--- begin PROVIDED RECORDS ---
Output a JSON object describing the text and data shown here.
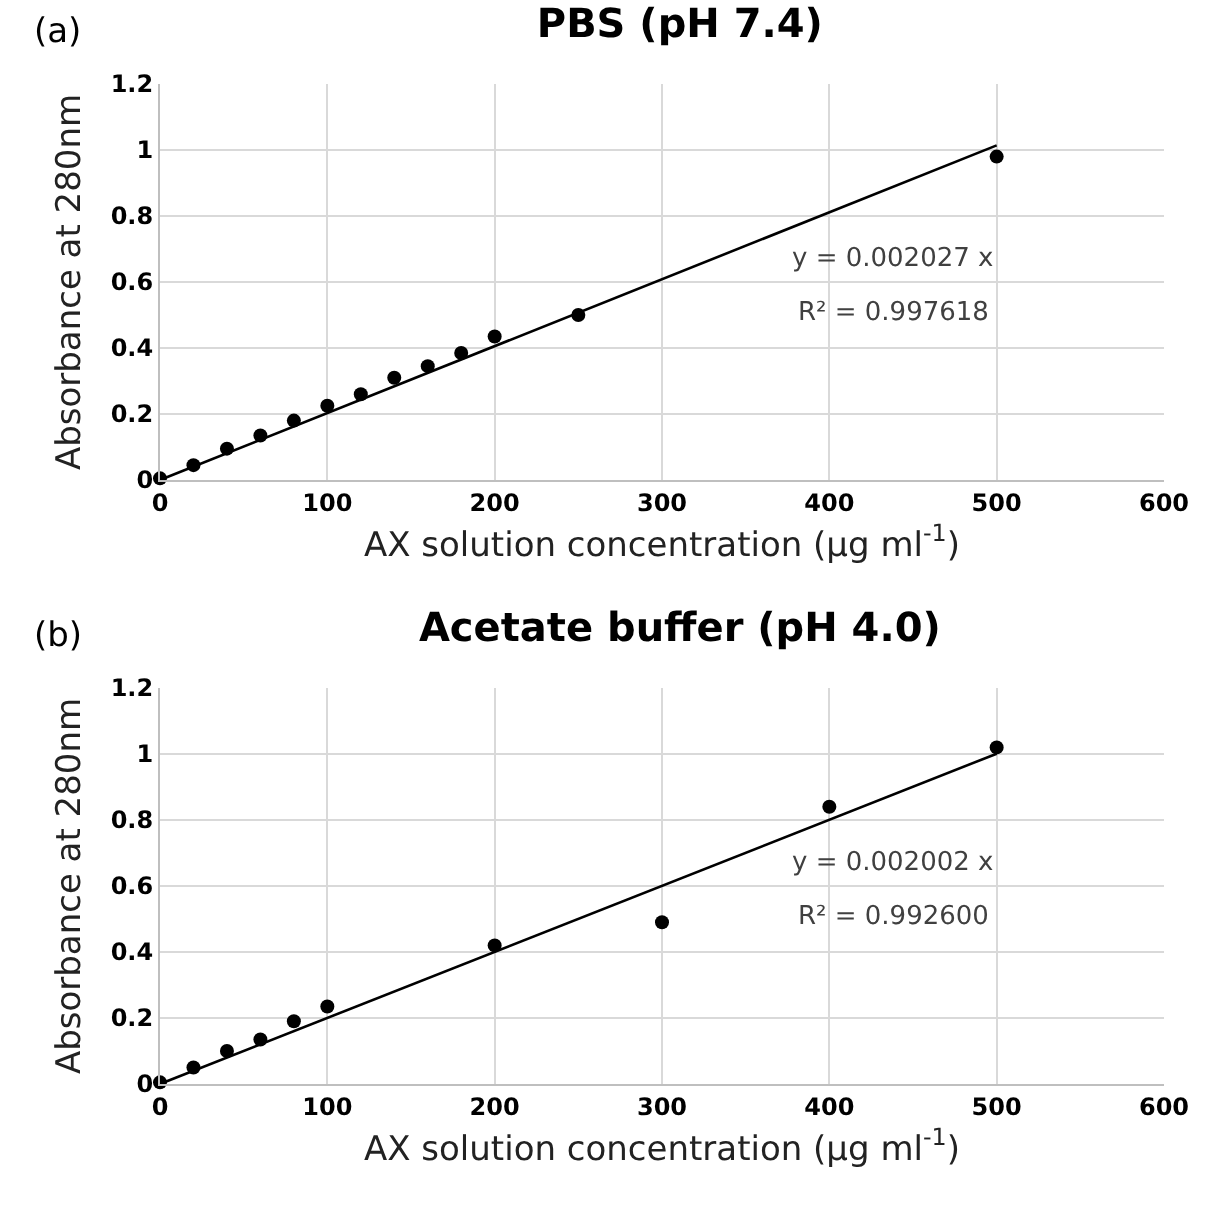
{
  "chart_data": [
    {
      "type": "scatter",
      "title": "PBS (pH 7.4)",
      "xlabel": "AX solution concentration (μg ml$^{-1}$)",
      "ylabel": "Absorbance at 280nm",
      "annotations": [
        "(a)",
        "y = 0.002027 x",
        "R² = 0.997618"
      ],
      "series": [
        {
          "type": "scatter",
          "color": "#000000",
          "marker": "circle",
          "x": [
            0,
            20,
            40,
            60,
            80,
            100,
            120,
            140,
            160,
            180,
            200,
            250,
            500
          ],
          "values": [
            0.005,
            0.045,
            0.095,
            0.135,
            0.18,
            0.225,
            0.26,
            0.31,
            0.345,
            0.385,
            0.435,
            0.5,
            0.98
          ]
        },
        {
          "type": "line",
          "color": "#000000",
          "marker": "none",
          "line_style": "solid",
          "x": [
            0,
            500
          ],
          "values": [
            0,
            1.014
          ]
        }
      ],
      "xlim": [
        0,
        600
      ],
      "xticks": [
        0,
        100,
        200,
        300,
        400,
        500,
        600
      ],
      "ylim": [
        0,
        1.2
      ],
      "yticks": [
        0,
        0.2,
        0.4,
        0.6,
        0.8,
        1,
        1.2
      ],
      "grid": true
    },
    {
      "type": "scatter",
      "title": "Acetate buffer (pH 4.0)",
      "xlabel": "AX solution concentration (μg ml$^{-1}$)",
      "ylabel": "Absorbance at 280nm",
      "annotations": [
        "(b)",
        "y = 0.002002 x",
        "R² = 0.992600"
      ],
      "series": [
        {
          "type": "scatter",
          "color": "#000000",
          "marker": "circle",
          "x": [
            0,
            20,
            40,
            60,
            80,
            100,
            200,
            300,
            400,
            500
          ],
          "values": [
            0.005,
            0.05,
            0.1,
            0.135,
            0.19,
            0.235,
            0.42,
            0.49,
            0.84,
            1.02
          ]
        },
        {
          "type": "line",
          "color": "#000000",
          "marker": "none",
          "line_style": "solid",
          "x": [
            0,
            500
          ],
          "values": [
            0,
            1.001
          ]
        }
      ],
      "xlim": [
        0,
        600
      ],
      "xticks": [
        0,
        100,
        200,
        300,
        400,
        500,
        600
      ],
      "ylim": [
        0,
        1.2
      ],
      "yticks": [
        0,
        0.2,
        0.4,
        0.6,
        0.8,
        1,
        1.2
      ],
      "grid": true
    }
  ]
}
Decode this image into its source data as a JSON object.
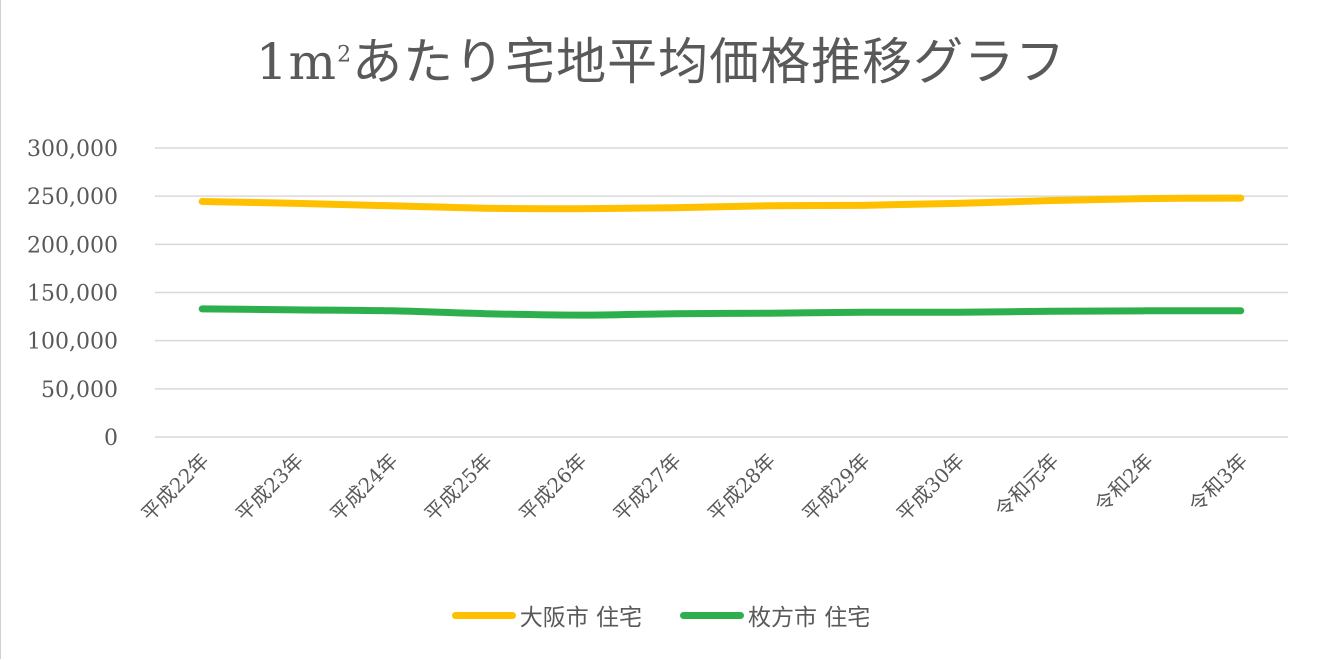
{
  "chart_data": {
    "type": "line",
    "title": "1㎡あたり宅地平均価格推移グラフ",
    "xlabel": "",
    "ylabel": "",
    "ylim": [
      0,
      300000
    ],
    "yticks": [
      "0",
      "50,000",
      "100,000",
      "150,000",
      "200,000",
      "250,000",
      "300,000"
    ],
    "grid": true,
    "legend_position": "bottom",
    "categories": [
      "平成22年",
      "平成23年",
      "平成24年",
      "平成25年",
      "平成26年",
      "平成27年",
      "平成28年",
      "平成29年",
      "平成30年",
      "令和元年",
      "令和2年",
      "令和3年"
    ],
    "series": [
      {
        "name": "大阪市 住宅",
        "color": "#FFC000",
        "values": [
          244500,
          242500,
          240000,
          237500,
          237000,
          238000,
          240000,
          240500,
          242500,
          245500,
          247500,
          248000
        ]
      },
      {
        "name": "枚方市 住宅",
        "color": "#2CB04D",
        "values": [
          133000,
          132000,
          131000,
          128000,
          126500,
          128000,
          128500,
          129500,
          129500,
          130500,
          131000,
          131000
        ]
      }
    ]
  },
  "title": {
    "main": "1m",
    "sup": "2",
    "rest": "あたり宅地平均価格推移グラフ"
  },
  "legend": [
    {
      "label": "大阪市 住宅",
      "color": "#FFC000"
    },
    {
      "label": "枚方市 住宅",
      "color": "#2CB04D"
    }
  ]
}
--- end PROVIDED RECORDS ---
Can you retype every record above exactly, leaving out the pictures?

OUTPUT FOR THIS EXERCISE —
Output a JSON object describing the text and data shown here.
{
  "chart_data": [
    {
      "type": "scatter",
      "title": "PBS (pH 7.4)",
      "xlabel": "AX solution concentration (μg ml$^{-1}$)",
      "ylabel": "Absorbance at 280nm",
      "annotations": [
        "(a)",
        "y = 0.002027 x",
        "R² = 0.997618"
      ],
      "series": [
        {
          "type": "scatter",
          "color": "#000000",
          "marker": "circle",
          "x": [
            0,
            20,
            40,
            60,
            80,
            100,
            120,
            140,
            160,
            180,
            200,
            250,
            500
          ],
          "values": [
            0.005,
            0.045,
            0.095,
            0.135,
            0.18,
            0.225,
            0.26,
            0.31,
            0.345,
            0.385,
            0.435,
            0.5,
            0.98
          ]
        },
        {
          "type": "line",
          "color": "#000000",
          "marker": "none",
          "line_style": "solid",
          "x": [
            0,
            500
          ],
          "values": [
            0,
            1.014
          ]
        }
      ],
      "xlim": [
        0,
        600
      ],
      "xticks": [
        0,
        100,
        200,
        300,
        400,
        500,
        600
      ],
      "ylim": [
        0,
        1.2
      ],
      "yticks": [
        0,
        0.2,
        0.4,
        0.6,
        0.8,
        1,
        1.2
      ],
      "grid": true
    },
    {
      "type": "scatter",
      "title": "Acetate buffer (pH 4.0)",
      "xlabel": "AX solution concentration (μg ml$^{-1}$)",
      "ylabel": "Absorbance at 280nm",
      "annotations": [
        "(b)",
        "y = 0.002002 x",
        "R² = 0.992600"
      ],
      "series": [
        {
          "type": "scatter",
          "color": "#000000",
          "marker": "circle",
          "x": [
            0,
            20,
            40,
            60,
            80,
            100,
            200,
            300,
            400,
            500
          ],
          "values": [
            0.005,
            0.05,
            0.1,
            0.135,
            0.19,
            0.235,
            0.42,
            0.49,
            0.84,
            1.02
          ]
        },
        {
          "type": "line",
          "color": "#000000",
          "marker": "none",
          "line_style": "solid",
          "x": [
            0,
            500
          ],
          "values": [
            0,
            1.001
          ]
        }
      ],
      "xlim": [
        0,
        600
      ],
      "xticks": [
        0,
        100,
        200,
        300,
        400,
        500,
        600
      ],
      "ylim": [
        0,
        1.2
      ],
      "yticks": [
        0,
        0.2,
        0.4,
        0.6,
        0.8,
        1,
        1.2
      ],
      "grid": true
    }
  ]
}
Decode this image into its source data as a JSON object.
{
  "chart_data": {
    "type": "line",
    "title": "1㎡あたり宅地平均価格推移グラフ",
    "xlabel": "",
    "ylabel": "",
    "ylim": [
      0,
      300000
    ],
    "yticks": [
      "0",
      "50,000",
      "100,000",
      "150,000",
      "200,000",
      "250,000",
      "300,000"
    ],
    "grid": true,
    "legend_position": "bottom",
    "categories": [
      "平成22年",
      "平成23年",
      "平成24年",
      "平成25年",
      "平成26年",
      "平成27年",
      "平成28年",
      "平成29年",
      "平成30年",
      "令和元年",
      "令和2年",
      "令和3年"
    ],
    "series": [
      {
        "name": "大阪市 住宅",
        "color": "#FFC000",
        "values": [
          244500,
          242500,
          240000,
          237500,
          237000,
          238000,
          240000,
          240500,
          242500,
          245500,
          247500,
          248000
        ]
      },
      {
        "name": "枚方市 住宅",
        "color": "#2CB04D",
        "values": [
          133000,
          132000,
          131000,
          128000,
          126500,
          128000,
          128500,
          129500,
          129500,
          130500,
          131000,
          131000
        ]
      }
    ]
  },
  "title": {
    "main": "1m",
    "sup": "2",
    "rest": "あたり宅地平均価格推移グラフ"
  },
  "legend": [
    {
      "label": "大阪市 住宅",
      "color": "#FFC000"
    },
    {
      "label": "枚方市 住宅",
      "color": "#2CB04D"
    }
  ]
}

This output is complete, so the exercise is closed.